**Supplied data:**
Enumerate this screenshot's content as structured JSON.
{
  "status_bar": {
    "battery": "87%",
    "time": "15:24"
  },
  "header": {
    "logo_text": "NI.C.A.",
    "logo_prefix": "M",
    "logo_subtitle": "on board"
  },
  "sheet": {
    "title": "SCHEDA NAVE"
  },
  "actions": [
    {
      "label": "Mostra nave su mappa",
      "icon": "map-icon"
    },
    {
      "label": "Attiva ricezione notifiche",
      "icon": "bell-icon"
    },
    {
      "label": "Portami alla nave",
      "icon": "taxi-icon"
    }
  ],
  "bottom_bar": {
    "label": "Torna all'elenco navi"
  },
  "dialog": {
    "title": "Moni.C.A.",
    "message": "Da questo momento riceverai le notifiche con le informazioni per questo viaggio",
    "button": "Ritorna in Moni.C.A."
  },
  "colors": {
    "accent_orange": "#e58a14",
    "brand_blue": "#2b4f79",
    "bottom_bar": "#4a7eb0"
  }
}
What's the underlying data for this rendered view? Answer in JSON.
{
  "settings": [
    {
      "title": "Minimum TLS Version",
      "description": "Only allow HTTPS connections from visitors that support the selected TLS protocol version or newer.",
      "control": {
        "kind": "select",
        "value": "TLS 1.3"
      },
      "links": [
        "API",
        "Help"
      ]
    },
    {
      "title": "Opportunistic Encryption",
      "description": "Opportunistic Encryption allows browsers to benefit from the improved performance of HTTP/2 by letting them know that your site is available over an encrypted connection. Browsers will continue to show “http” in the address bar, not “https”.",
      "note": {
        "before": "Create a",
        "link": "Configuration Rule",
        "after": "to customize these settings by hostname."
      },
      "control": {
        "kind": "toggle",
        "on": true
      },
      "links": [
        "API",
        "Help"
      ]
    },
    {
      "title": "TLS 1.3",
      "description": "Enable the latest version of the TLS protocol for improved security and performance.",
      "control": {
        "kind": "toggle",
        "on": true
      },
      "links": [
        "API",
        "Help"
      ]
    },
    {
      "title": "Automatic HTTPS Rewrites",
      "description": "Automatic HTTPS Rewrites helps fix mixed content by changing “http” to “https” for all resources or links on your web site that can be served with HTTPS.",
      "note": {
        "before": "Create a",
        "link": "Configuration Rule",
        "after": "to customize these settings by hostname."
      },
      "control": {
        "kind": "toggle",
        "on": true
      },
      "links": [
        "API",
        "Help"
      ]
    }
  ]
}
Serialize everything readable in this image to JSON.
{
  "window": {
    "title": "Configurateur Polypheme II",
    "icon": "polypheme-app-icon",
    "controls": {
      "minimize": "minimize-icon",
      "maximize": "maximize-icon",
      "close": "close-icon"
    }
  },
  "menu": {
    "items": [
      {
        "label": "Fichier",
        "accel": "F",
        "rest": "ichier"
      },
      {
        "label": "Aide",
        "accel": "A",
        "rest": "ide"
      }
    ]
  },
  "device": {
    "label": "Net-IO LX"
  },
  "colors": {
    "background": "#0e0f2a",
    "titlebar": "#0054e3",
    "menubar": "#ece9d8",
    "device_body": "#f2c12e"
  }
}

**Exercise task:** Using the material above, count the lines containing the word "from". Reply with the number alone.

**Output of the exercise:** 2